Data excerpts:
------------------------
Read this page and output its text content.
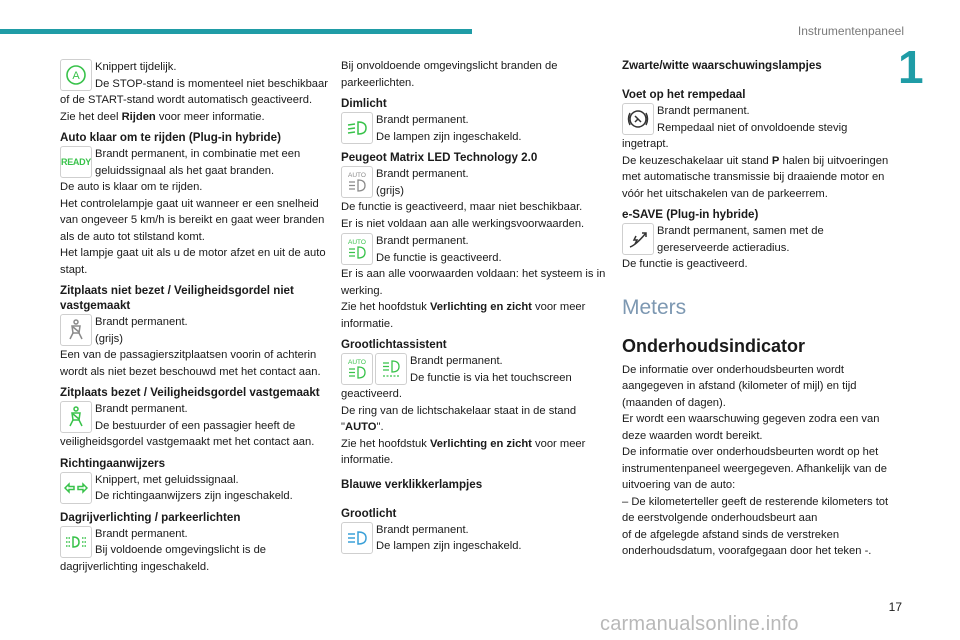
Instrumentenpaneel
1
A

Knippert tijdelijk.

De STOP-stand is momenteel niet beschikbaar of de START-stand wordt automatisch geactiveerd.

Zie het deel Rijden voor meer informatie.

Auto klaar om te rijden (Plug-in hybride)
READY

Brandt permanent, in combinatie met een geluidssignaal als het gaat branden.

De auto is klaar om te rijden.

Het controlelampje gaat uit wanneer er een snelheid van ongeveer 5 km/h is bereikt en gaat weer branden als de auto tot stilstand komt.

Het lampje gaat uit als u de motor afzet en uit de auto stapt.

Zitplaats niet bezet / Veiligheidsgordel niet vastgemaakt

Brandt permanent.

(grijs)

Een van de passagierszitplaatsen voorin of achterin wordt als niet bezet beschouwd met het contact aan.

Zitplaats bezet / Veiligheidsgordel vastgemaakt

Brandt permanent.

De bestuurder of een passagier heeft de veiligheidsgordel vastgemaakt met het contact aan.

Richtingaanwijzers

Knippert, met geluidssignaal.

De richtingaanwijzers zijn ingeschakeld.

Dagrijverlichting / parkeerlichten

Brandt permanent.

Bij voldoende omgevingslicht is de dagrijverlichting ingeschakeld.

Bij onvoldoende omgevingslicht branden de parkeerlichten.

Dimlicht

Brandt permanent.

De lampen zijn ingeschakeld.

Peugeot Matrix LED Technology 2.0
AUTO Brandt permanent.

(grijs)

De functie is geactiveerd, maar niet beschikbaar.

Er is niet voldaan aan alle werkingsvoorwaarden.

AUTO Brandt permanent.

De functie is geactiveerd.

Er is aan alle voorwaarden voldaan: het systeem is in werking.

Zie het hoofdstuk Verlichting en zicht voor meer informatie.

Grootlichtassistent
AUTO	Brandt permanent.

De functie is via het touchscreen geactiveerd.

De ring van de lichtschakelaar staat in de stand

"AUTO".

Zie het hoofdstuk Verlichting en zicht voor meer informatie.

Blauwe verklikkerlampjes
Grootlicht

Brandt permanent.

De lampen zijn ingeschakeld.

Zwarte/witte waarschuwingslampjes
Voet op het rempedaal

Brandt permanent.

Rempedaal niet of onvoldoende stevig ingetrapt.

De keuzeschakelaar uit stand P halen bij uitvoeringen met automatische transmissie bij draaiende motor en vóór het uitschakelen van de parkeerrem.

e-SAVE (Plug-in hybride)

Brandt permanent, samen met de gereserveerde actieradius.

De functie is geactiveerd.

Meters
Onderhoudsindicator

De informatie over onderhoudsbeurten wordt aangegeven in afstand (kilometer of mijl) en tijd (maanden of dagen).

Er wordt een waarschuwing gegeven zodra een van deze waarden wordt bereikt.

De informatie over onderhoudsbeurten wordt op het instrumentenpaneel weergegeven. Afhankelijk van de uitvoering van de auto:

– De kilometerteller geeft de resterende kilometers tot de eerstvolgende onderhoudsbeurt aan

of de afgelegde afstand sinds de verstreken onderhoudsdatum, voorafgegaan door het teken -.

17
carmanualsonline.info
------------------------
Problem:
Write out the whole listing again, exactly, with no pictures.

Solved exercise:
Read this page and output its text content.
Instrumentenpaneel
1
A

Knippert tijdelijk.

De STOP-stand is momenteel niet beschikbaar of de START-stand wordt automatisch geactiveerd.

Zie het deel Rijden voor meer informatie.

Auto klaar om te rijden (Plug-in hybride)
READY

Brandt permanent, in combinatie met een geluidssignaal als het gaat branden.

De auto is klaar om te rijden.

Het controlelampje gaat uit wanneer er een snelheid van ongeveer 5 km/h is bereikt en gaat weer branden als de auto tot stilstand komt.

Het lampje gaat uit als u de motor afzet en uit de auto stapt.

Zitplaats niet bezet / Veiligheidsgordel niet vastgemaakt

Brandt permanent.

(grijs)

Een van de passagierszitplaatsen voorin of achterin wordt als niet bezet beschouwd met het contact aan.

Zitplaats bezet / Veiligheidsgordel vastgemaakt

Brandt permanent.

De bestuurder of een passagier heeft de veiligheidsgordel vastgemaakt met het contact aan.

Richtingaanwijzers

Knippert, met geluidssignaal.

De richtingaanwijzers zijn ingeschakeld.

Dagrijverlichting / parkeerlichten

Brandt permanent.

Bij voldoende omgevingslicht is de dagrijverlichting ingeschakeld.

Bij onvoldoende omgevingslicht branden de parkeerlichten.

Dimlicht

Brandt permanent.

De lampen zijn ingeschakeld.

Peugeot Matrix LED Technology 2.0
AUTO Brandt permanent.

(grijs)

De functie is geactiveerd, maar niet beschikbaar.

Er is niet voldaan aan alle werkingsvoorwaarden.

AUTO Brandt permanent.

De functie is geactiveerd.

Er is aan alle voorwaarden voldaan: het systeem is in werking.

Zie het hoofdstuk Verlichting en zicht voor meer informatie.

Grootlichtassistent
AUTO	Brandt permanent.

De functie is via het touchscreen geactiveerd.

De ring van de lichtschakelaar staat in de stand

"AUTO".

Zie het hoofdstuk Verlichting en zicht voor meer informatie.

Blauwe verklikkerlampjes
Grootlicht

Brandt permanent.

De lampen zijn ingeschakeld.

Zwarte/witte waarschuwingslampjes
Voet op het rempedaal

Brandt permanent.

Rempedaal niet of onvoldoende stevig ingetrapt.

De keuzeschakelaar uit stand P halen bij uitvoeringen met automatische transmissie bij draaiende motor en vóór het uitschakelen van de parkeerrem.

e-SAVE (Plug-in hybride)

Brandt permanent, samen met de gereserveerde actieradius.

De functie is geactiveerd.

Meters
Onderhoudsindicator

De informatie over onderhoudsbeurten wordt aangegeven in afstand (kilometer of mijl) en tijd (maanden of dagen).

Er wordt een waarschuwing gegeven zodra een van deze waarden wordt bereikt.

De informatie over onderhoudsbeurten wordt op het instrumentenpaneel weergegeven. Afhankelijk van de uitvoering van de auto:

– De kilometerteller geeft de resterende kilometers tot de eerstvolgende onderhoudsbeurt aan

of de afgelegde afstand sinds de verstreken onderhoudsdatum, voorafgegaan door het teken -.

17
carmanualsonline.info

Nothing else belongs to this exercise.